### Task
Every record should be repeated exactly, except that pictures are left out.

Data extracted from a collection
================

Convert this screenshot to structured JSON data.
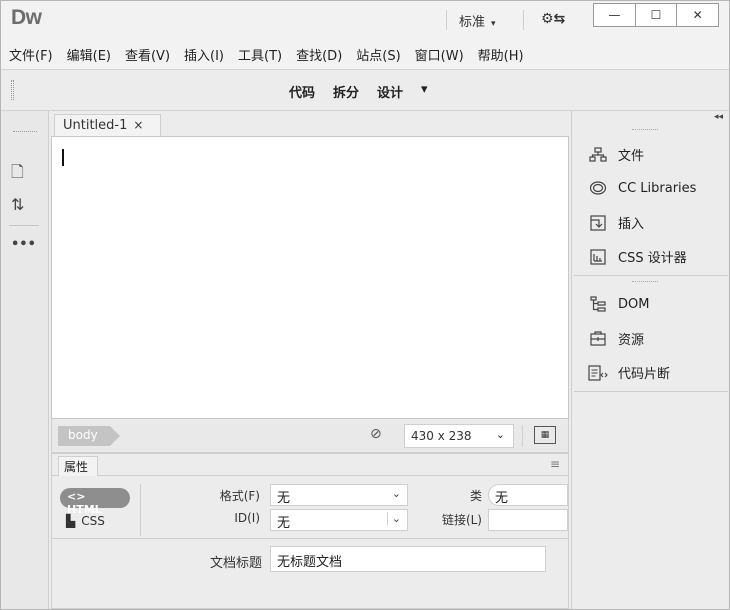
{
  "app": {
    "logo": "Dw"
  },
  "titlebar": {
    "workspace_label": "标准",
    "workspace_caret": "▾",
    "sync_icon": "⚙⇆",
    "minimize": "—",
    "maximize": "☐",
    "close": "✕"
  },
  "menu": [
    {
      "label": "文件(F)"
    },
    {
      "label": "编辑(E)"
    },
    {
      "label": "查看(V)"
    },
    {
      "label": "插入(I)"
    },
    {
      "label": "工具(T)"
    },
    {
      "label": "查找(D)"
    },
    {
      "label": "站点(S)"
    },
    {
      "label": "窗口(W)"
    },
    {
      "label": "帮助(H)"
    }
  ],
  "viewbar": {
    "code": "代码",
    "split": "拆分",
    "design": "设计",
    "caret": "▾"
  },
  "lefttool": {
    "file_icon": "🗋",
    "sort_icon": "⇅",
    "more": "•••"
  },
  "document": {
    "tab_title": "Untitled-1",
    "tab_close": "×"
  },
  "statusbar": {
    "tag": "body",
    "check_icon": "⊘",
    "size_label": "430 x 238",
    "size_caret": "⌄",
    "live_icon": "▦"
  },
  "properties": {
    "tab_label": "属性",
    "menu_icon": "≡",
    "html_btn": "<> HTML",
    "css_btn": "CSS",
    "format_label": "格式(F)",
    "format_value": "无",
    "id_label": "ID(I)",
    "id_value": "无",
    "class_label": "类",
    "class_value": "无",
    "link_label": "链接(L)",
    "link_value": "",
    "title_label": "文档标题",
    "title_value": "无标题文档"
  },
  "rightpanel": {
    "collapse": "◂◂",
    "items": [
      {
        "label": "文件",
        "icon": "files-icon"
      },
      {
        "label": "CC Libraries",
        "icon": "cc-libraries-icon"
      },
      {
        "label": "插入",
        "icon": "insert-icon"
      },
      {
        "label": "CSS 设计器",
        "icon": "css-designer-icon"
      },
      {
        "label": "DOM",
        "icon": "dom-icon"
      },
      {
        "label": "资源",
        "icon": "assets-icon"
      },
      {
        "label": "代码片断",
        "icon": "snippets-icon"
      }
    ]
  }
}
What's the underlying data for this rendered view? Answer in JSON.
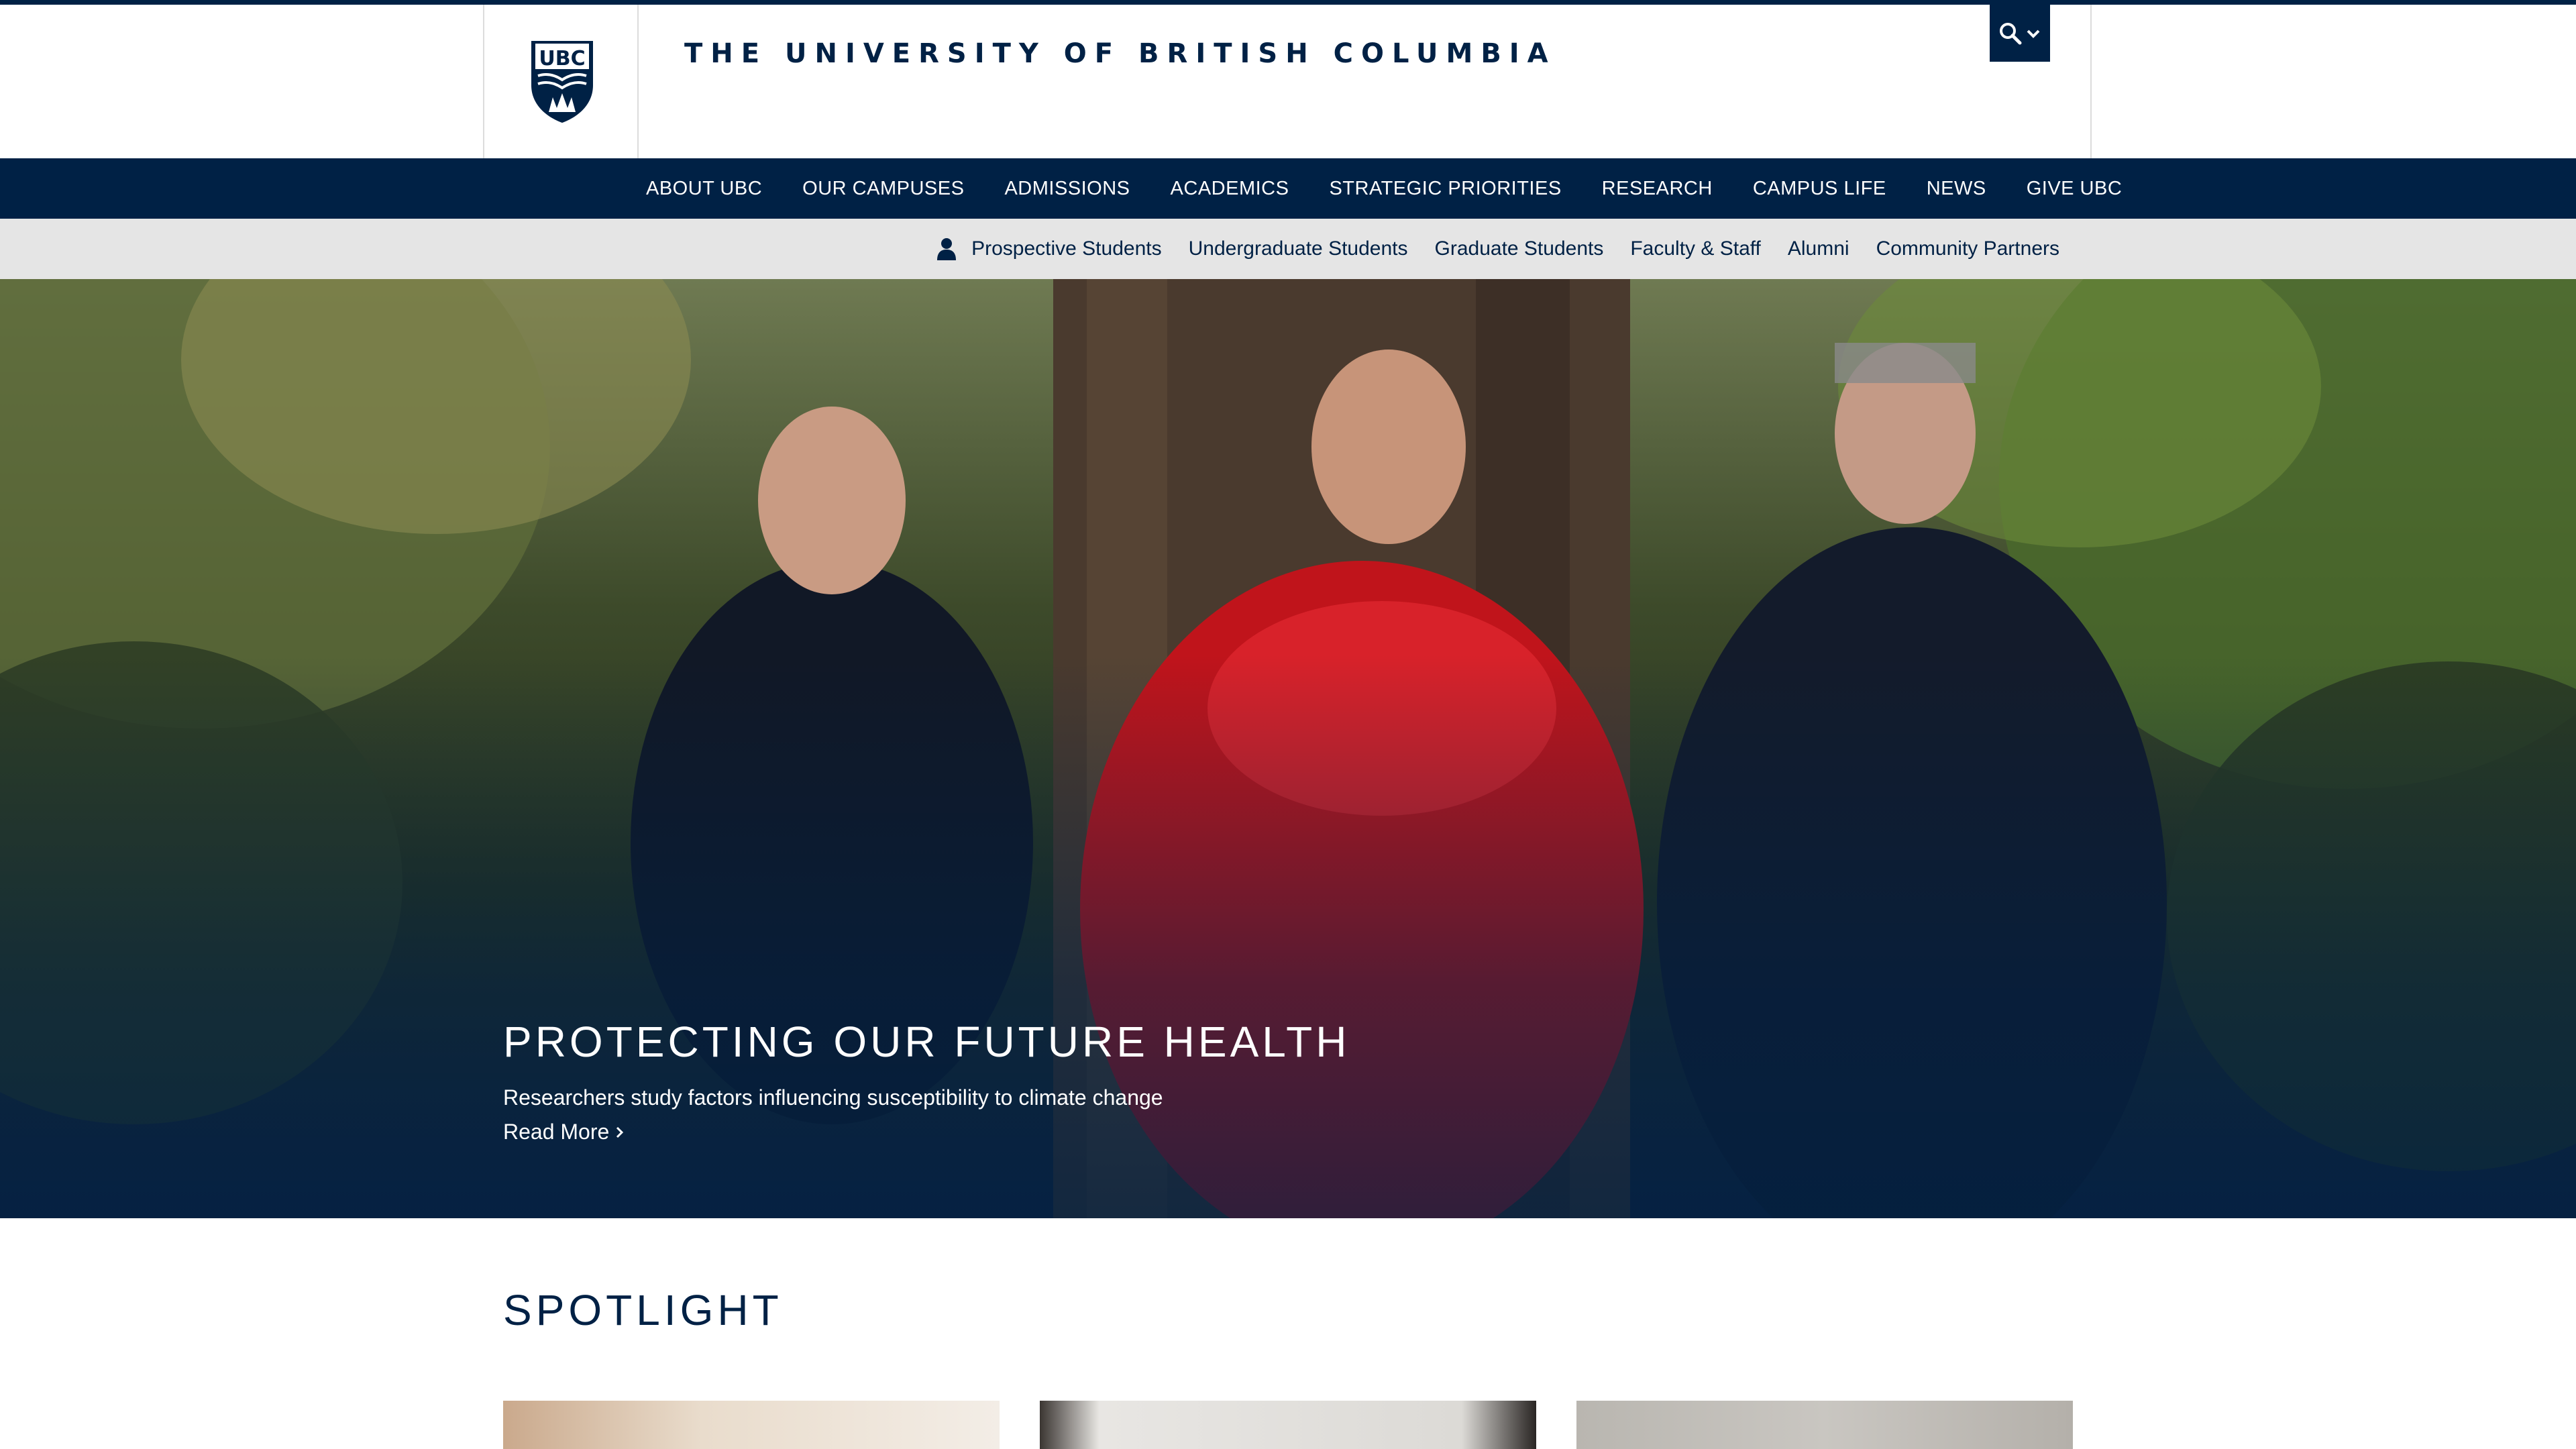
{
  "header": {
    "crest_text": "UBC",
    "wordmark": "THE UNIVERSITY OF BRITISH COLUMBIA",
    "search_icon": "search-icon",
    "dropdown_icon": "chevron-down-icon"
  },
  "main_nav": {
    "items": [
      {
        "label": "ABOUT UBC"
      },
      {
        "label": "OUR CAMPUSES"
      },
      {
        "label": "ADMISSIONS"
      },
      {
        "label": "ACADEMICS"
      },
      {
        "label": "STRATEGIC PRIORITIES"
      },
      {
        "label": "RESEARCH"
      },
      {
        "label": "CAMPUS LIFE"
      },
      {
        "label": "NEWS"
      },
      {
        "label": "GIVE UBC"
      }
    ]
  },
  "audience_nav": {
    "icon": "user-icon",
    "items": [
      {
        "label": "Prospective Students"
      },
      {
        "label": "Undergraduate Students"
      },
      {
        "label": "Graduate Students"
      },
      {
        "label": "Faculty & Staff"
      },
      {
        "label": "Alumni"
      },
      {
        "label": "Community Partners"
      }
    ]
  },
  "hero": {
    "title": "PROTECTING OUR FUTURE HEALTH",
    "subtitle": "Researchers study factors influencing susceptibility to climate change",
    "link_label": "Read More",
    "link_icon": "chevron-right-icon"
  },
  "spotlight": {
    "title": "SPOTLIGHT"
  },
  "colors": {
    "brand_navy": "#002145",
    "audience_bar": "#e5e5e5",
    "white": "#ffffff"
  }
}
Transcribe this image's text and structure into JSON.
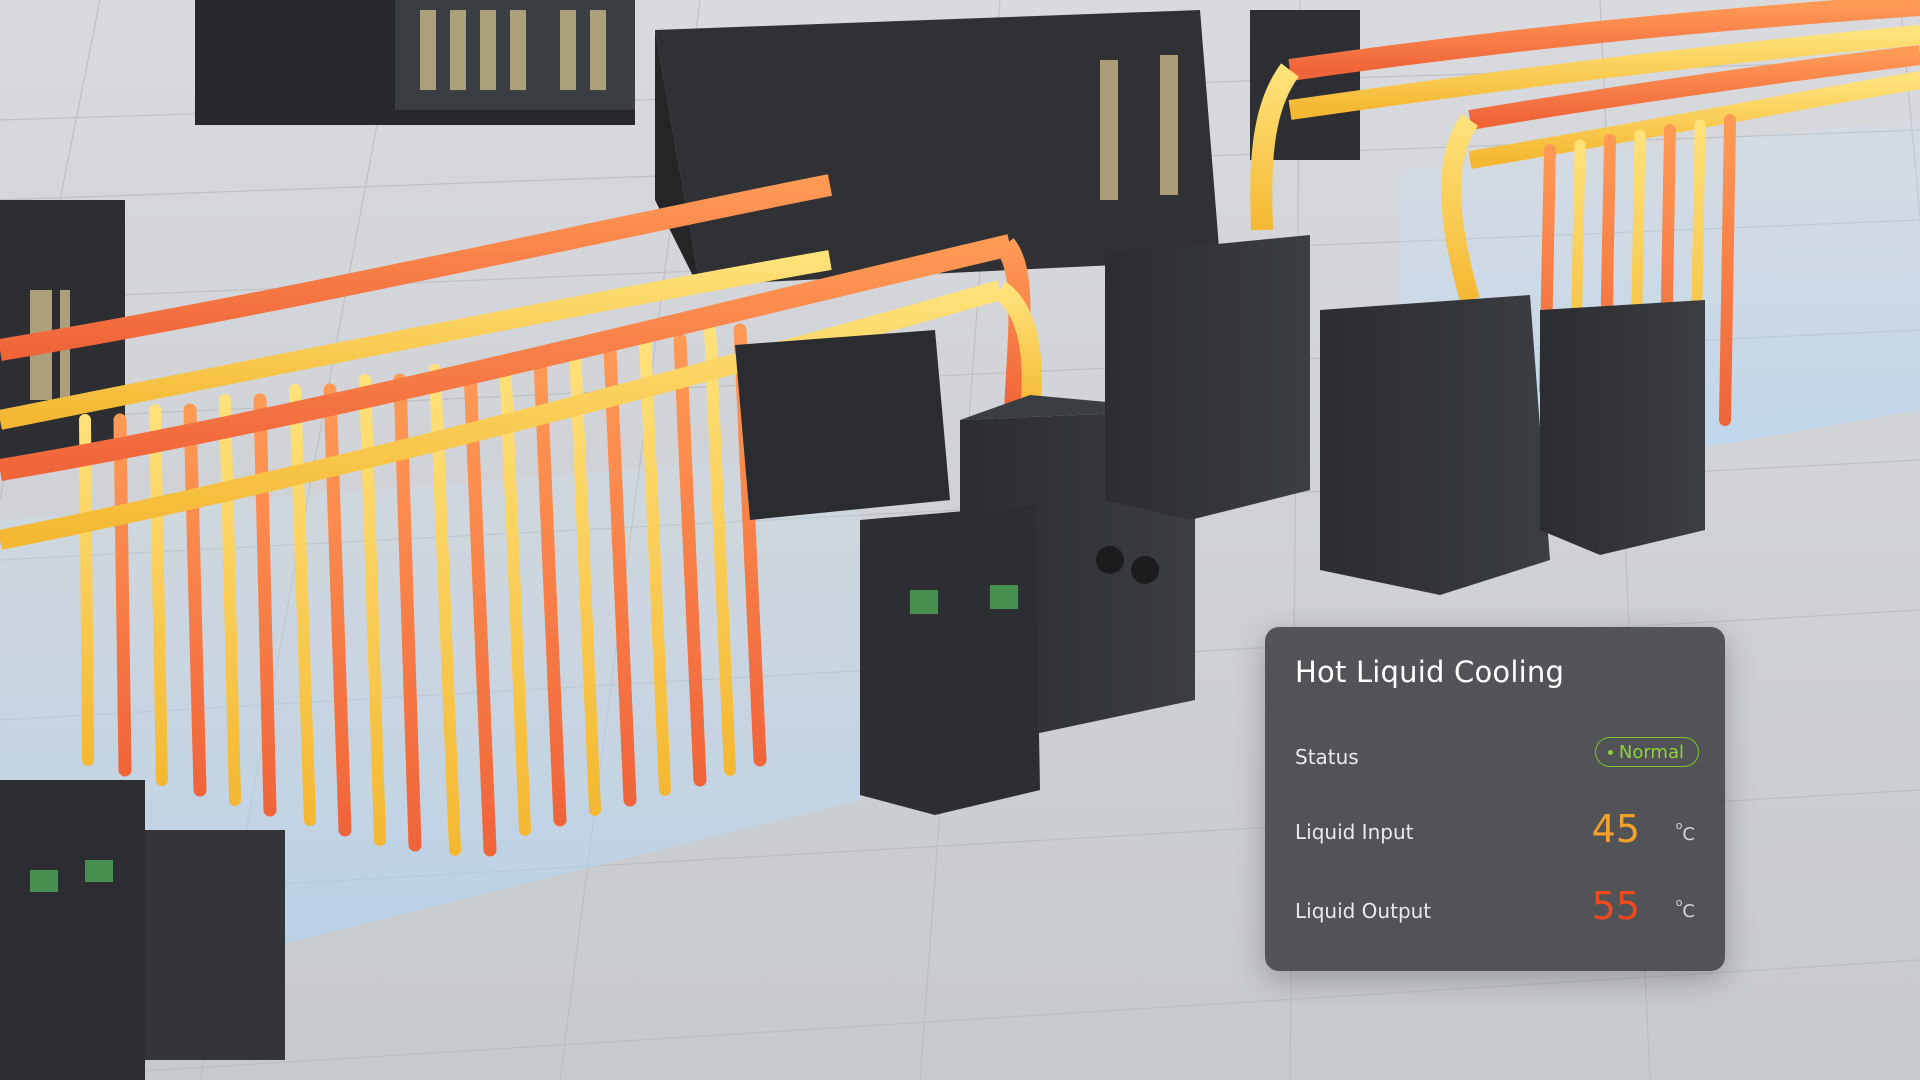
{
  "panel": {
    "title": "Hot Liquid Cooling",
    "status": {
      "label": "Status",
      "value": "Normal",
      "color": "#8fd33e"
    },
    "liquid_input": {
      "label": "Liquid Input",
      "value": "45",
      "unit_deg": "o",
      "unit_letter": "C",
      "color": "#f2a22a"
    },
    "liquid_output": {
      "label": "Liquid Output",
      "value": "55",
      "unit_deg": "o",
      "unit_letter": "C",
      "color": "#ef4a1d"
    }
  },
  "scene": {
    "description_icon": "data-center-liquid-cooling-render",
    "pipe_colors": {
      "hot": "#f2783a",
      "warm": "#f6c53a",
      "cold": "#bfe3ff"
    }
  }
}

================

### Output for this task
Convert this screenshot to structured JSON data.
{
  "app": {
    "logo": "Dw"
  },
  "titlebar": {
    "workspace_label": "标准",
    "workspace_caret": "▾",
    "sync_icon": "⚙⇆",
    "minimize": "—",
    "maximize": "☐",
    "close": "✕"
  },
  "menu": [
    {
      "label": "文件(F)"
    },
    {
      "label": "编辑(E)"
    },
    {
      "label": "查看(V)"
    },
    {
      "label": "插入(I)"
    },
    {
      "label": "工具(T)"
    },
    {
      "label": "查找(D)"
    },
    {
      "label": "站点(S)"
    },
    {
      "label": "窗口(W)"
    },
    {
      "label": "帮助(H)"
    }
  ],
  "viewbar": {
    "code": "代码",
    "split": "拆分",
    "design": "设计",
    "caret": "▾"
  },
  "lefttool": {
    "file_icon": "🗋",
    "sort_icon": "⇅",
    "more": "•••"
  },
  "document": {
    "tab_title": "Untitled-1",
    "tab_close": "×"
  },
  "statusbar": {
    "tag": "body",
    "check_icon": "⊘",
    "size_label": "430 x 238",
    "size_caret": "⌄",
    "live_icon": "▦"
  },
  "properties": {
    "tab_label": "属性",
    "menu_icon": "≡",
    "html_btn": "<> HTML",
    "css_btn": "CSS",
    "format_label": "格式(F)",
    "format_value": "无",
    "id_label": "ID(I)",
    "id_value": "无",
    "class_label": "类",
    "class_value": "无",
    "link_label": "链接(L)",
    "link_value": "",
    "title_label": "文档标题",
    "title_value": "无标题文档"
  },
  "rightpanel": {
    "collapse": "◂◂",
    "items": [
      {
        "label": "文件",
        "icon": "files-icon"
      },
      {
        "label": "CC Libraries",
        "icon": "cc-libraries-icon"
      },
      {
        "label": "插入",
        "icon": "insert-icon"
      },
      {
        "label": "CSS 设计器",
        "icon": "css-designer-icon"
      },
      {
        "label": "DOM",
        "icon": "dom-icon"
      },
      {
        "label": "资源",
        "icon": "assets-icon"
      },
      {
        "label": "代码片断",
        "icon": "snippets-icon"
      }
    ]
  }
}
What's the underlying data for this rendered view? Answer in JSON.
{
  "header": {
    "crest_text": "UBC",
    "wordmark": "THE UNIVERSITY OF BRITISH COLUMBIA",
    "search_icon": "search-icon",
    "dropdown_icon": "chevron-down-icon"
  },
  "main_nav": {
    "items": [
      {
        "label": "ABOUT UBC"
      },
      {
        "label": "OUR CAMPUSES"
      },
      {
        "label": "ADMISSIONS"
      },
      {
        "label": "ACADEMICS"
      },
      {
        "label": "STRATEGIC PRIORITIES"
      },
      {
        "label": "RESEARCH"
      },
      {
        "label": "CAMPUS LIFE"
      },
      {
        "label": "NEWS"
      },
      {
        "label": "GIVE UBC"
      }
    ]
  },
  "audience_nav": {
    "icon": "user-icon",
    "items": [
      {
        "label": "Prospective Students"
      },
      {
        "label": "Undergraduate Students"
      },
      {
        "label": "Graduate Students"
      },
      {
        "label": "Faculty & Staff"
      },
      {
        "label": "Alumni"
      },
      {
        "label": "Community Partners"
      }
    ]
  },
  "hero": {
    "title": "PROTECTING OUR FUTURE HEALTH",
    "subtitle": "Researchers study factors influencing susceptibility to climate change",
    "link_label": "Read More",
    "link_icon": "chevron-right-icon"
  },
  "spotlight": {
    "title": "SPOTLIGHT"
  },
  "colors": {
    "brand_navy": "#002145",
    "audience_bar": "#e5e5e5",
    "white": "#ffffff"
  }
}
Transcribe this image's text and structure into JSON.
{
  "panel": {
    "title": "Hot Liquid Cooling",
    "status": {
      "label": "Status",
      "value": "Normal",
      "color": "#8fd33e"
    },
    "liquid_input": {
      "label": "Liquid Input",
      "value": "45",
      "unit_deg": "o",
      "unit_letter": "C",
      "color": "#f2a22a"
    },
    "liquid_output": {
      "label": "Liquid Output",
      "value": "55",
      "unit_deg": "o",
      "unit_letter": "C",
      "color": "#ef4a1d"
    }
  },
  "scene": {
    "description_icon": "data-center-liquid-cooling-render",
    "pipe_colors": {
      "hot": "#f2783a",
      "warm": "#f6c53a",
      "cold": "#bfe3ff"
    }
  }
}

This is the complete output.